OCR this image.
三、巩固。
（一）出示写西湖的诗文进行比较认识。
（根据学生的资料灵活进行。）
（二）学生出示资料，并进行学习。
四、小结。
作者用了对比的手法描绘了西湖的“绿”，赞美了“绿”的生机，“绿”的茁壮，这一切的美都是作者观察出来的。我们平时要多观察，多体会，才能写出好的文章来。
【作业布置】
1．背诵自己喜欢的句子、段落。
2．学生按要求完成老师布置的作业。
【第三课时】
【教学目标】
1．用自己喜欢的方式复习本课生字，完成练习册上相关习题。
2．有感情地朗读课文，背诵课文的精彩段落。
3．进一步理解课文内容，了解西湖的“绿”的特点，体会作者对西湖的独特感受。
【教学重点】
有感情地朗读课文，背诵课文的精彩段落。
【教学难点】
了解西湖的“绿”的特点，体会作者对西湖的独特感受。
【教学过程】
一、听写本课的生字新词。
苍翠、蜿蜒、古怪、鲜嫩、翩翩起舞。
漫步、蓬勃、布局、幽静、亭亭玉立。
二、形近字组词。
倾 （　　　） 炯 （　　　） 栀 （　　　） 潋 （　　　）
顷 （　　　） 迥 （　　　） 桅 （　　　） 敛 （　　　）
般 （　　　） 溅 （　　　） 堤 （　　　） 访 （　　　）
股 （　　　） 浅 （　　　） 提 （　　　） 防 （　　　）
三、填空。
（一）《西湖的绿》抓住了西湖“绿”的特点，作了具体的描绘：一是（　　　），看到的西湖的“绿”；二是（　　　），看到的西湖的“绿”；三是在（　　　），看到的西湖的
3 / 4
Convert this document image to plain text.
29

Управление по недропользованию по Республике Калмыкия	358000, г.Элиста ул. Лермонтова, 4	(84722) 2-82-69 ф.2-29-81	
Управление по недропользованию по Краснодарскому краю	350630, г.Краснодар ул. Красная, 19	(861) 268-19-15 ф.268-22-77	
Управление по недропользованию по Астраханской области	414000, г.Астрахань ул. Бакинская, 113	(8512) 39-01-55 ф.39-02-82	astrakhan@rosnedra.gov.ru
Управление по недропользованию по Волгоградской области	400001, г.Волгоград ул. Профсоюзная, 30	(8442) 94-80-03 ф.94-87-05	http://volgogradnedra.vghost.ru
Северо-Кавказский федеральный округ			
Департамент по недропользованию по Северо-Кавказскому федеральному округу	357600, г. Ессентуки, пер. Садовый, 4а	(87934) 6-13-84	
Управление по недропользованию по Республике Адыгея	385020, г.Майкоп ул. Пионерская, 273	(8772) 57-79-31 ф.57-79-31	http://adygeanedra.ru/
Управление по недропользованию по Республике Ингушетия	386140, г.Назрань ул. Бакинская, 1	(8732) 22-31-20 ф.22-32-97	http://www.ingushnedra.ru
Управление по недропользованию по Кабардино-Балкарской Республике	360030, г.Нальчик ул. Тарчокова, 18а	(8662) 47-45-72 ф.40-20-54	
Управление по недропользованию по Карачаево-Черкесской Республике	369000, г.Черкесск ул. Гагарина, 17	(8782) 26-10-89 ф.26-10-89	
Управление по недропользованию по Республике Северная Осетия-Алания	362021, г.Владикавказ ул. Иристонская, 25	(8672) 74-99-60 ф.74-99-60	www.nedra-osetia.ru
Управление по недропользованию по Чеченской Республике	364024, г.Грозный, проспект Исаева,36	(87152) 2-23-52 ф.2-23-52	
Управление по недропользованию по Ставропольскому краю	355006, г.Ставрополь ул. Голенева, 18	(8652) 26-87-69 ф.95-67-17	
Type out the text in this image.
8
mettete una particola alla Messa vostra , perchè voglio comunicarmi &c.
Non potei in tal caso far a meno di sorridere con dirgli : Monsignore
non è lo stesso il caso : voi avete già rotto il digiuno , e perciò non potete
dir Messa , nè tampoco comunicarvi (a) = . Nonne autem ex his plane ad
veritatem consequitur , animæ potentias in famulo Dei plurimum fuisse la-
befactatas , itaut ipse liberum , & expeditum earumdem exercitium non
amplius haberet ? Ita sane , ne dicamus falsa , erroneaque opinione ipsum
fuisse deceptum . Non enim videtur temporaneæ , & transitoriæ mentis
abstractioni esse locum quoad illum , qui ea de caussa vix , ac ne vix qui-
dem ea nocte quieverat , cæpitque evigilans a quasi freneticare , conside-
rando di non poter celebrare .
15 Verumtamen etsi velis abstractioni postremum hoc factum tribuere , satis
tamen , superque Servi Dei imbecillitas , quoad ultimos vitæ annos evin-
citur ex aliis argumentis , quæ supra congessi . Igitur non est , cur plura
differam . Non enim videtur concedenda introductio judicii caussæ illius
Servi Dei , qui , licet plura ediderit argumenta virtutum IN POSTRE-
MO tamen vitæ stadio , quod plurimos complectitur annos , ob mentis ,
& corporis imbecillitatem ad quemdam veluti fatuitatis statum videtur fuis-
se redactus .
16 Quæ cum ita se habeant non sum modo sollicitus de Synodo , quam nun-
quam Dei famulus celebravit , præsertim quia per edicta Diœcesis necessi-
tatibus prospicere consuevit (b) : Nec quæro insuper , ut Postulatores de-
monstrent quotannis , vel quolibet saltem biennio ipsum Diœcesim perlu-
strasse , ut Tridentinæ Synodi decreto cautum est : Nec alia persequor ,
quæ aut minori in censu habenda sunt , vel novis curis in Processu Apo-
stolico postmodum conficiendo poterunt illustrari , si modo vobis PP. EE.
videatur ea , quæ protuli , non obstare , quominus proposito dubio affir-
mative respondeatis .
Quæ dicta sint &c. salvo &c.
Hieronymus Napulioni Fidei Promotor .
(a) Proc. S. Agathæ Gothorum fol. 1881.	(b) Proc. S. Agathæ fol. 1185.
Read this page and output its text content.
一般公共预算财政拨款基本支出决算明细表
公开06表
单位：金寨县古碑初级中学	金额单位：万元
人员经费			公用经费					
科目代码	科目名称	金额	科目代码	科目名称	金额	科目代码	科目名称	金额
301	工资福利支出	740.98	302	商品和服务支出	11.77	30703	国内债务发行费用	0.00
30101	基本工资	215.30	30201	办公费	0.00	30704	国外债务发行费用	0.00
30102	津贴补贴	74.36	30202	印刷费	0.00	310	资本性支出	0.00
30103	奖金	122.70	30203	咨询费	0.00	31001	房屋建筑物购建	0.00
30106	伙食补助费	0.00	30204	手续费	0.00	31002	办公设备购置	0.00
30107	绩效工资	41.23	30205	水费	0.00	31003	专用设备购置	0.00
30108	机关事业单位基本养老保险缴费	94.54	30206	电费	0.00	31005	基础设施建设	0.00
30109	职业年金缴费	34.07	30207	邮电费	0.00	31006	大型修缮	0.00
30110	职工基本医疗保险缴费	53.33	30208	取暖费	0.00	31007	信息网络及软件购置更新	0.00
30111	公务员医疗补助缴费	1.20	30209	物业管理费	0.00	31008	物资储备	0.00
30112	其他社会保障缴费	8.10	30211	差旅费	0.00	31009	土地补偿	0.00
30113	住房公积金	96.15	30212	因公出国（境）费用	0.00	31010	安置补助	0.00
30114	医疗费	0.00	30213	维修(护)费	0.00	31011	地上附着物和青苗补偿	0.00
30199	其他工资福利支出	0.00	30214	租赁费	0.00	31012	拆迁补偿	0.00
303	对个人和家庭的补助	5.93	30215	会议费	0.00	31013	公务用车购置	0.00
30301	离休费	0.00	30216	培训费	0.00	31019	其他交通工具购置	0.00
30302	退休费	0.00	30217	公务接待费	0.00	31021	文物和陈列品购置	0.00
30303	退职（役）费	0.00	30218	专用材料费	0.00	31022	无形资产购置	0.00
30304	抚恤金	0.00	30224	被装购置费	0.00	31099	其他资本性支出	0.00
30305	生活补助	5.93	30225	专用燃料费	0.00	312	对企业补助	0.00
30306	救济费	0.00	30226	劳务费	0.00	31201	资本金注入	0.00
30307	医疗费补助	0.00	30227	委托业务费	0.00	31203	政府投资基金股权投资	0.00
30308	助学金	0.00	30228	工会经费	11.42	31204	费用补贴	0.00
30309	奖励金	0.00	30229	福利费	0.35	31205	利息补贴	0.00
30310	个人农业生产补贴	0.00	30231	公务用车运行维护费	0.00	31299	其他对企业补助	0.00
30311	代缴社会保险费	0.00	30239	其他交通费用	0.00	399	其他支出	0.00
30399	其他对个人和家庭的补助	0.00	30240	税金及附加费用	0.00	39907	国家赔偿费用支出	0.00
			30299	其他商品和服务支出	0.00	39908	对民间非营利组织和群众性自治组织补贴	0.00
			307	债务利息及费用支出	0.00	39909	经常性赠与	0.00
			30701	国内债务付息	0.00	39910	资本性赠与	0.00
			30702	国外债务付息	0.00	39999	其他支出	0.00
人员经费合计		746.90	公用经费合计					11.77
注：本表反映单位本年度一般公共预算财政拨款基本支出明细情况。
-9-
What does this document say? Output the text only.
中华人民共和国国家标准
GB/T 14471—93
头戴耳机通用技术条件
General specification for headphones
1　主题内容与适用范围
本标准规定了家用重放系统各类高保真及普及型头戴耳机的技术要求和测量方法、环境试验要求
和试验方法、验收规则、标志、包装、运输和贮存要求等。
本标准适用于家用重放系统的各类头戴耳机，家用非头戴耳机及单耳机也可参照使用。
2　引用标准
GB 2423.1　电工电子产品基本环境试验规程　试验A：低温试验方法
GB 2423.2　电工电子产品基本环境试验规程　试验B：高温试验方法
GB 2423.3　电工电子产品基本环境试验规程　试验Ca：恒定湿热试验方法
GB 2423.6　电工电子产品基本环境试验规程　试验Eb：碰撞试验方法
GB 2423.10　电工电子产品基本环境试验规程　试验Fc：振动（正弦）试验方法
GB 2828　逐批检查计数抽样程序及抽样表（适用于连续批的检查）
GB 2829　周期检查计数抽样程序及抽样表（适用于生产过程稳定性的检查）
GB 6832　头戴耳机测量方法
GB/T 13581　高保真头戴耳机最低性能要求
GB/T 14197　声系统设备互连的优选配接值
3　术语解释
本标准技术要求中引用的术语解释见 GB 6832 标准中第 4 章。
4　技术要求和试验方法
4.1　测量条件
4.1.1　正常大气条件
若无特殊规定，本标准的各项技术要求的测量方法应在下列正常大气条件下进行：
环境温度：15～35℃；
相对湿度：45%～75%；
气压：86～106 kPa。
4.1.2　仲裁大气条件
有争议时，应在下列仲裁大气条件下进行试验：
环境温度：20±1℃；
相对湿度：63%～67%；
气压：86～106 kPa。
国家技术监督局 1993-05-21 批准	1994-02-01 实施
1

• _Objective_: Return every line holding the word "其他支出" from the records.

• _Solution_:
30311	代缴社会保险费	0.00	30239	其他交通费用	0.00	399	其他支出	0.00
			30702	国外债务付息	0.00	39999	其他支出	0.00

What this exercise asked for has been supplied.